**Records supplied**

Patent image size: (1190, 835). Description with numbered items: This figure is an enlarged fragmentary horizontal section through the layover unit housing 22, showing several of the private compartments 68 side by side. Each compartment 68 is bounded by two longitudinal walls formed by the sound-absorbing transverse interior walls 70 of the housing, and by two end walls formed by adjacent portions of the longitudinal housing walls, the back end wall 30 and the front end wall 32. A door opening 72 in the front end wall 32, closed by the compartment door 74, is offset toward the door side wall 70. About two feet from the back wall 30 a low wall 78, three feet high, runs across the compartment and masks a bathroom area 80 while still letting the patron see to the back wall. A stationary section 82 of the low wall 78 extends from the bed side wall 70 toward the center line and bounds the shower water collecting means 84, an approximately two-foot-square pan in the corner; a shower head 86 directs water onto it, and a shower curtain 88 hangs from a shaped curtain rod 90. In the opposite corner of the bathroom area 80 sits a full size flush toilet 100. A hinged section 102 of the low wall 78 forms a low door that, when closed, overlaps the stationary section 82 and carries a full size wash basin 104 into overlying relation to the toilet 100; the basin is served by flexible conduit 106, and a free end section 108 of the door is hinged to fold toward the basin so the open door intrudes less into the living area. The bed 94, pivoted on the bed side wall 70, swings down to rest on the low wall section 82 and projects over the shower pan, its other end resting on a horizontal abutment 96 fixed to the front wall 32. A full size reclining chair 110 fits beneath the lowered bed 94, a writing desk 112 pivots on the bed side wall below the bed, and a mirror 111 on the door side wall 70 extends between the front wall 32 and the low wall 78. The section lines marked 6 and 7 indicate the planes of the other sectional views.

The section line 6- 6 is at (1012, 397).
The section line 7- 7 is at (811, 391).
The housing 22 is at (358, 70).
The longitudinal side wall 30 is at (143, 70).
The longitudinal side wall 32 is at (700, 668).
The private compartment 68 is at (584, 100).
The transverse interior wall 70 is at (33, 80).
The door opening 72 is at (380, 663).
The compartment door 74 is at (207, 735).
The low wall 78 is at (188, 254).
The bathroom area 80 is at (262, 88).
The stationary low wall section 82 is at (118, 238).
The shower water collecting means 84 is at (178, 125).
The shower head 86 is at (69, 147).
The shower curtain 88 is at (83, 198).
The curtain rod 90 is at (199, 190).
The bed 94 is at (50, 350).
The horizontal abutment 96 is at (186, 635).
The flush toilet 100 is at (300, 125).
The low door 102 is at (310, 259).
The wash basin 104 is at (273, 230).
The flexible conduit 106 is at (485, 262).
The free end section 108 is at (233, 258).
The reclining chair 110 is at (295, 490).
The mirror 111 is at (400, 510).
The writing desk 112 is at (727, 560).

**Exercise task**
Reproduce the material word for word, starting at its first line and ending with the line that contains "The section line 6- 6 is at (1012, 397).".

**Result**
Patent image size: (1190, 835). Description with numbered items: This figure is an enlarged fragmentary horizontal section through the layover unit housing 22, showing several of the private compartments 68 side by side. Each compartment 68 is bounded by two longitudinal walls formed by the sound-absorbing transverse interior walls 70 of the housing, and by two end walls formed by adjacent portions of the longitudinal housing walls, the back end wall 30 and the front end wall 32. A door opening 72 in the front end wall 32, closed by the compartment door 74, is offset toward the door side wall 70. About two feet from the back wall 30 a low wall 78, three feet high, runs across the compartment and masks a bathroom area 80 while still letting the patron see to the back wall. A stationary section 82 of the low wall 78 extends from the bed side wall 70 toward the center line and bounds the shower water collecting means 84, an approximately two-foot-square pan in the corner; a shower head 86 directs water onto it, and a shower curtain 88 hangs from a shaped curtain rod 90. In the opposite corner of the bathroom area 80 sits a full size flush toilet 100. A hinged section 102 of the low wall 78 forms a low door that, when closed, overlaps the stationary section 82 and carries a full size wash basin 104 into overlying relation to the toilet 100; the basin is served by flexible conduit 106, and a free end section 108 of the door is hinged to fold toward the basin so the open door intrudes less into the living area. The bed 94, pivoted on the bed side wall 70, swings down to rest on the low wall section 82 and projects over the shower pan, its other end resting on a horizontal abutment 96 fixed to the front wall 32. A full size reclining chair 110 fits beneath the lowered bed 94, a writing desk 112 pivots on the bed side wall below the bed, and a mirror 111 on the door side wall 70 extends between the front wall 32 and the low wall 78. The section lines marked 6 and 7 indicate the planes of the other sectional views.

The section line 6- 6 is at (1012, 397).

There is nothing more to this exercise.